- Challenge -
Copy out the lines that have "this" in them.
[Start of Record excerpts]
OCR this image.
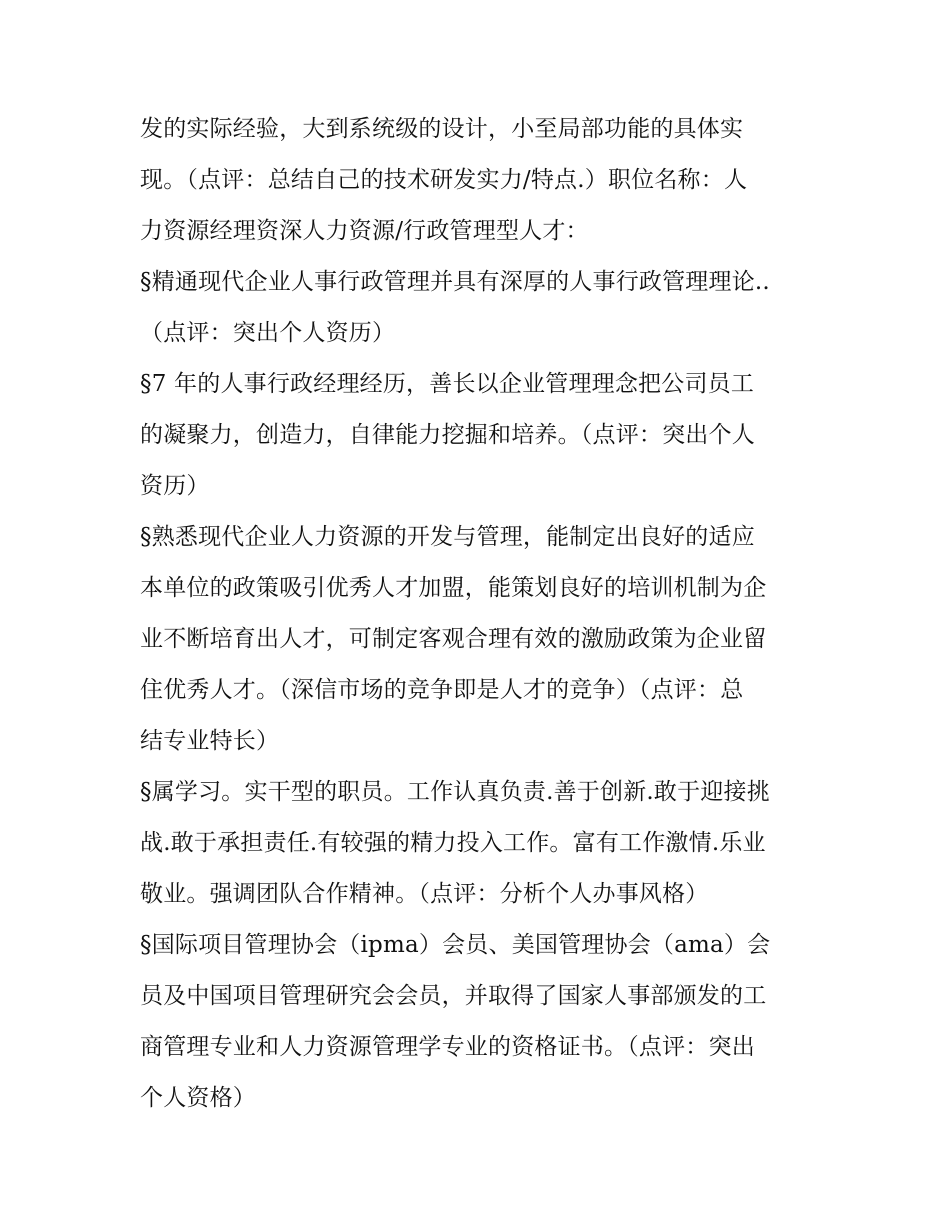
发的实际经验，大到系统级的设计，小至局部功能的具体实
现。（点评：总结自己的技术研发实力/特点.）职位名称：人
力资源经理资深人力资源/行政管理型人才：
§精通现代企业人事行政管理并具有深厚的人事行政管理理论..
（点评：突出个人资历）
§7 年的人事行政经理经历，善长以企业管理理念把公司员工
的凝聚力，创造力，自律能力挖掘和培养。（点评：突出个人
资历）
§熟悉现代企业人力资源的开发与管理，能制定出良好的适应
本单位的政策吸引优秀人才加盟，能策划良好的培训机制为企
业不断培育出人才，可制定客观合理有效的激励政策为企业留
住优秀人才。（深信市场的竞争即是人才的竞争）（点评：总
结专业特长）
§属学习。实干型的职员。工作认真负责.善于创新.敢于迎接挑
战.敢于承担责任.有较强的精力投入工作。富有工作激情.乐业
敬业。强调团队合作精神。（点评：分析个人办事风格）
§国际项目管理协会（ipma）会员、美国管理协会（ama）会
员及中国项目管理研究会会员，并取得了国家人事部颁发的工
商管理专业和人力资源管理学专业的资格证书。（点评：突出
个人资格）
[End of Record excerpts]
[Start of Record excerpts]
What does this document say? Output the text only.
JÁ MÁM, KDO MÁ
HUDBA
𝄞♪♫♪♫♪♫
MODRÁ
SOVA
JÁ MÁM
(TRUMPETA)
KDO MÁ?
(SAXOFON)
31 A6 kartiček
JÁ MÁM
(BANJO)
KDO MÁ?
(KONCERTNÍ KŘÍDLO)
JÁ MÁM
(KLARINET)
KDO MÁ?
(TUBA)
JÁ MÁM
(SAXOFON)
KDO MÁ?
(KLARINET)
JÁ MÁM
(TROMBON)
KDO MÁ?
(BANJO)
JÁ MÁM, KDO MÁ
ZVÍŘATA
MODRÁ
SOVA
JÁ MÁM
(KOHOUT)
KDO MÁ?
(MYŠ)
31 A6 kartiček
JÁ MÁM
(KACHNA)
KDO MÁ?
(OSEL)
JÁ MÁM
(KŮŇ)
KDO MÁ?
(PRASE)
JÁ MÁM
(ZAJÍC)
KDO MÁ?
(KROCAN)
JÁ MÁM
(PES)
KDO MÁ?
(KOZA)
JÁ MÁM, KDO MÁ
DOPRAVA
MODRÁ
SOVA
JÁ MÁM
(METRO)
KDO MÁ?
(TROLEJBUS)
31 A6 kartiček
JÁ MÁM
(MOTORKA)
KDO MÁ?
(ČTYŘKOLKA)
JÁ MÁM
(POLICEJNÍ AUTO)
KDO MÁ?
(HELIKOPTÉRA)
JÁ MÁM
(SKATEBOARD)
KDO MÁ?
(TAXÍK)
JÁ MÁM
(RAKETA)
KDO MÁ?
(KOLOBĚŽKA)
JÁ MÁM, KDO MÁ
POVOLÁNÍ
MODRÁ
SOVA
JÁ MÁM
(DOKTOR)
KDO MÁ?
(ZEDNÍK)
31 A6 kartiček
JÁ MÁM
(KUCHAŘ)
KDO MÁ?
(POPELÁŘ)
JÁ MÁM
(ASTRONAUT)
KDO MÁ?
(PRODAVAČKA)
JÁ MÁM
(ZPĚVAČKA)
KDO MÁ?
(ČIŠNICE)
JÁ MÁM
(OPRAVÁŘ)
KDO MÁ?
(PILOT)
[End of Record excerpts]
- Output of the exercise -
OCR this image.
What does this document say? Output the text only.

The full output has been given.